Text shown -
[start]

2.2. Representations and Warranties of Purchaser. Purchaser hereby represents and warrants as of the date hereof and as of the date of
the Closing to the Company as follows: 
 (a) Organization; Authority. If Purchaser is not a natural person, such Purchaser is an
entity duly organized, validly existing and in good standing under the laws of the jurisdiction of its organization with full right, corporate, limited liability or partnership power and authority to enter into and to consummate the transactions
contemplated by the Transaction Agreements and otherwise to carry out its obligations thereunder. The execution, delivery and performance by Purchaser of the transactions contemplated by the Transaction Agreements has been duly authorized by all
necessary corporate or similar action on the part of Purchaser. The Transaction Agreements to which it is a party have been duly executed by Purchaser, and when delivered by Purchaser in accordance with the terms thereof, will constitute valid and
legally binding obligations of Purchaser, enforceable against it in accordance with their terms except (i) as limited by applicable bankruptcy, insolvency, reorganization, moratorium and other laws of general application affecting enforcement
of creditors’ rights generally and (ii) as limited by laws relating to the availability of specific performance, injunctive relief or other equitable remedies. 

(b) No Governmental Review. Purchaser understands that no United States federal or state agency or any other government or governmental
agency has passed on or made any recommendation or endorsement of the Shares or the fairness or suitability of the investment in the Shares, nor have such authorities passed upon or endorsed the merits of the offering of the Shares.

[end]

Data shown -
[start]

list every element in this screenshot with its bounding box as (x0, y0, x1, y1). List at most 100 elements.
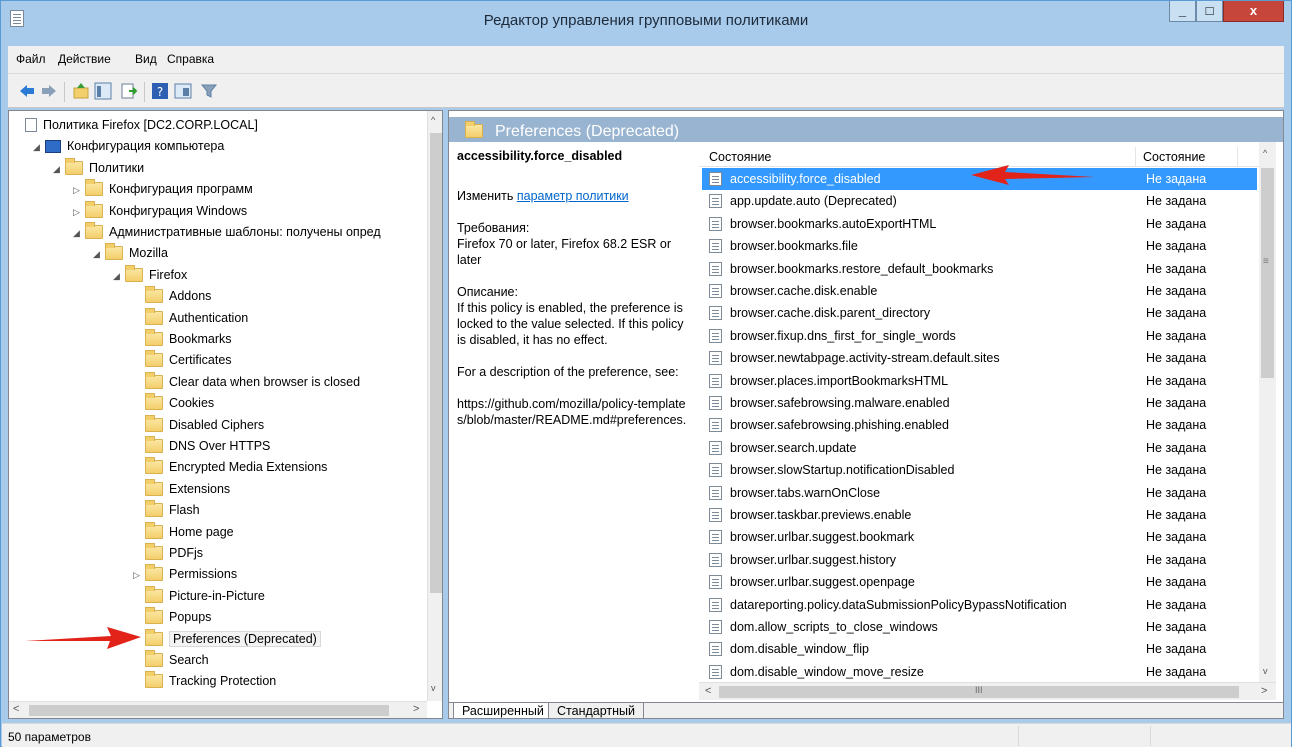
tree-node[interactable]: ▷ Конфигурация Windows (73, 200, 247, 223)
minimize-button[interactable]: _ (1169, 1, 1196, 22)
tab-standard[interactable]: Стандартный (548, 703, 644, 718)
policy-setting-icon (709, 664, 722, 679)
list-item[interactable]: browser.tabs.warnOnClose Не задана (702, 482, 1257, 504)
list-item[interactable]: browser.urlbar.suggest.bookmark Не задана (702, 526, 1257, 548)
list-item[interactable]: browser.bookmarks.restore_default_bookma… (702, 258, 1257, 280)
computer-icon (45, 140, 61, 154)
tree-node[interactable]: Search (133, 650, 209, 671)
tree-node[interactable]: DNS Over HTTPS (133, 436, 270, 457)
list-item[interactable]: browser.safebrowsing.phishing.enabled Не … (702, 414, 1257, 436)
tree-node[interactable]: Authentication (133, 307, 248, 329)
forward-arrow-icon[interactable] (40, 82, 58, 100)
list-item[interactable]: browser.cache.disk.enable Не задана (702, 280, 1257, 302)
tree-node[interactable]: Extensions (133, 478, 230, 500)
list-scroll-thumb[interactable] (1261, 168, 1274, 378)
policy-setting-icon (709, 396, 722, 410)
toolbar-separator (144, 82, 145, 102)
tree-node[interactable]: Addons (133, 286, 211, 307)
toolbar-separator (64, 82, 65, 102)
tree-node[interactable]: ◢ Административные шаблоны: получены опре… (73, 222, 381, 243)
expand-toggle-icon[interactable]: ▷ (73, 180, 85, 201)
list-item[interactable]: browser.taskbar.previews.enable Не задана (702, 504, 1257, 526)
list-item[interactable]: browser.bookmarks.autoExportHTML Не задан… (702, 213, 1257, 235)
back-arrow-icon[interactable] (18, 82, 36, 100)
tree-node[interactable]: ◢ Политики (53, 157, 144, 180)
tree-node[interactable]: Clear data when browser is closed (133, 371, 360, 393)
help-icon[interactable]: ? (151, 82, 169, 100)
edit-policy-link[interactable]: параметр политики (517, 189, 629, 203)
svg-text:?: ? (157, 85, 163, 99)
tree-node[interactable]: Cookies (133, 393, 214, 414)
list-item[interactable]: browser.bookmarks.file Не задана (702, 235, 1257, 257)
tree-node[interactable]: ◢ Firefox (113, 264, 187, 287)
tree-node[interactable]: Preferences (Deprecated) (133, 628, 321, 650)
filter-icon[interactable] (200, 82, 218, 100)
tree-node[interactable]: ◢ Конфигурация компьютера (33, 136, 224, 157)
expand-toggle-icon[interactable]: ◢ (73, 223, 85, 244)
list-item[interactable]: dom.disable_window_move_resize Не задана (702, 661, 1257, 683)
column-header-state[interactable]: Состояние (1143, 150, 1205, 164)
list-item[interactable]: browser.places.importBookmarksHTML Не зад… (702, 370, 1257, 392)
tree-node[interactable]: ▷ Конфигурация программ (73, 179, 253, 200)
description: Описание: If this policy is enabled, the … (457, 284, 691, 348)
tab-extended[interactable]: Расширенный (453, 703, 553, 718)
tree-node[interactable]: ◢ Mozilla (93, 243, 168, 264)
folder-icon (85, 222, 103, 239)
expand-toggle-icon[interactable]: ◢ (93, 244, 105, 265)
close-button[interactable]: x (1223, 1, 1284, 22)
tree-node-label: Административные шаблоны: получены опред (109, 225, 381, 239)
tree-node[interactable]: Disabled Ciphers (133, 414, 264, 436)
maximize-button[interactable]: □ (1196, 1, 1223, 22)
list-item[interactable]: app.update.auto (Deprecated) Не задана (702, 190, 1257, 212)
tree-node[interactable]: Flash (133, 500, 200, 521)
menu-help[interactable]: Справка (167, 52, 214, 66)
tree-scroll-thumb[interactable] (430, 133, 442, 593)
expand-toggle-icon[interactable]: ◢ (53, 159, 65, 180)
column-header-setting[interactable]: Состояние (709, 150, 771, 164)
policy-doc-icon (25, 118, 37, 132)
list-item[interactable]: browser.slowStartup.notificationDisabled… (702, 459, 1257, 481)
menu-action[interactable]: Действие (58, 52, 111, 66)
export-list-icon[interactable] (120, 82, 138, 100)
menu-view[interactable]: Вид (135, 52, 157, 66)
up-folder-icon[interactable] (72, 82, 90, 100)
list-horizontal-scrollbar[interactable]: < III > (699, 682, 1276, 700)
list-item[interactable]: datareporting.policy.dataSubmissionPolic… (702, 594, 1257, 616)
list-item[interactable]: dom.disable_window_flip Не задана (702, 638, 1257, 660)
tree-node[interactable]: Tracking Protection (133, 671, 276, 692)
list-item[interactable]: browser.fixup.dns_first_for_single_words… (702, 325, 1257, 347)
tree-horizontal-scrollbar[interactable]: < > (9, 701, 427, 718)
tree-node[interactable]: PDFjs (133, 543, 203, 564)
folder-icon (145, 436, 163, 453)
setting-state: Не задана (1146, 620, 1207, 634)
menu-file[interactable]: Файл (16, 52, 46, 66)
setting-state: Не задана (1146, 396, 1207, 410)
list-item[interactable]: browser.safebrowsing.malware.enabled Не з… (702, 392, 1257, 414)
list-item[interactable]: browser.urlbar.suggest.history Не задана (702, 549, 1257, 571)
policy-setting-icon (709, 463, 722, 478)
expand-toggle-icon[interactable]: ◢ (33, 137, 45, 158)
policy-setting-icon (709, 485, 722, 500)
list-item[interactable]: dom.allow_scripts_to_close_windows Не зад… (702, 616, 1257, 638)
show-tree-icon[interactable] (94, 82, 112, 100)
list-item[interactable]: browser.newtabpage.activity-stream.defau… (702, 347, 1257, 369)
tree-node[interactable]: Picture-in-Picture (133, 585, 265, 607)
tree-node[interactable]: ▷ Permissions (133, 564, 237, 585)
expand-toggle-icon[interactable]: ▷ (73, 202, 85, 223)
list-item[interactable]: browser.urlbar.suggest.openpage Не задана (702, 571, 1257, 593)
properties-icon[interactable] (174, 82, 192, 100)
list-item[interactable]: browser.search.update Не задана (702, 437, 1257, 459)
tree-vertical-scrollbar[interactable]: ^ v (427, 111, 442, 701)
tree-node[interactable]: Политика Firefox [DC2.CORP.LOCAL] (13, 115, 258, 136)
list-vertical-scrollbar[interactable]: ^ ≡ v (1259, 142, 1276, 682)
expand-toggle-icon[interactable]: ▷ (133, 565, 145, 586)
list-item[interactable]: browser.cache.disk.parent_directory Не за… (702, 302, 1257, 324)
tree-node[interactable]: Encrypted Media Extensions (133, 457, 327, 478)
expand-toggle-icon[interactable]: ◢ (113, 266, 125, 287)
setting-name: browser.bookmarks.restore_default_bookma… (730, 261, 994, 276)
title-bar[interactable]: Редактор управления групповыми политикам… (1, 1, 1291, 36)
tree-node[interactable]: Certificates (133, 350, 232, 371)
tree-node[interactable]: Bookmarks (133, 329, 232, 350)
tree-node[interactable]: Home page (133, 521, 234, 543)
tree-node[interactable]: Popups (133, 607, 211, 628)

[end]

List of tasks -
A: Answer these questions from the purchaser representations text:
(i) As of which two points in time does Purchaser make its representations and warranties?
(ii) Which three kinds of power does the "Organization; Authority" paragraph say an entity Purchaser holds to enter into the transactions?
(iii) What does Purchaser understand that no government agency has done regarding the Shares?
B: Write the next part of the purchaser representations text, beginning after its final sentence.

Responses for each task -
A:
(i) As of the date hereof and as of the date of the Closing.
(ii) Corporate, limited liability or partnership power.
(iii) No government agency has passed on or made any recommendation or endorsement of the Shares or of the fairness or suitability of the investment in them, and none has passed upon or endorsed the merits of the offering of the Shares.

B:
(c) Sales; Short Selling. From and after the date Purchaser received any information about the existence of this offering, Purchaser has
not offered, pledged, sold, contracted to sell, sold any option or contract to purchase, purchased any option or contract to sell, granted any option, right or warrant to purchase, loaned, or otherwise transferred or disposed of, directly or
indirectly, any shares of Common Stock or any securities convertible into or exercisable or exchangeable for Common Stock, entered into any swap or other arrangement that transfers to another, in whole or in part, any of the economic consequences of
ownership of the Common Stock, or directly or indirectly, through related parties, affiliates or otherwise sold “short” or “short against the box” (as those terms are generally understood, provided that, for the avoidance of
doubt, the locating and/or borrowing of shares of Common Stock shall not be included in this Section 2.2(d)) any equity security of the Company. 

  
 3 

 (d) Information Regarding Purchaser. Purchaser has provided the Company with true,
complete, and correct information regarding all applicable items set forth on Purchaser’s signature page to this Agreement. 
 (e)
Placement Agents as Beneficiaries. Purchaser expressly acknowledges and agrees that all representations, warranties, covenants and agreements made or given by the Purchaser to the Company herein, are also irrevocably made and given for the
benefit of the Placement Agents and that the Placement Agents shall be third party beneficiaries thereof and are entitled to rely on the same in connection with the placement of the Shares as if such representations, warranties, covenants and
agreements, as applicable, were made directly to the Placement Agents. 
 (f) Non-Reliance on
Placement Agents. Purchaser understands that the Placement Agents have acted solely as the agents of the Company in this placement of the Shares and not to the Purchaser. Purchaser further acknowledges that (i) the Placement Agents,
their affiliates, and their respective representatives make no representation or warranty with regard to the merits of the offering of the Shares or as to the completeness or accuracy of any information or materials such Purchaser may have received
in connection therewith, and Purchaser has not relied and will not rely on any information, representations or advice furnished by or on behalf of any of the Placement Agents, their affiliates or their respective representatives, orally or in
writing, in making a decision to purchase the Shares, (ii) it will be responsible for conducting its own due diligence investigation with respect to the Company and the offer and sale of the Shares, (iii) it will be purchasing Shares based
on the results of its own due diligence investigation of the Company and (iv) it has negotiated the offer and sale of the Shares directly with the Company, and the Placement Agents will not be responsible for the ultimate success of any such
investment.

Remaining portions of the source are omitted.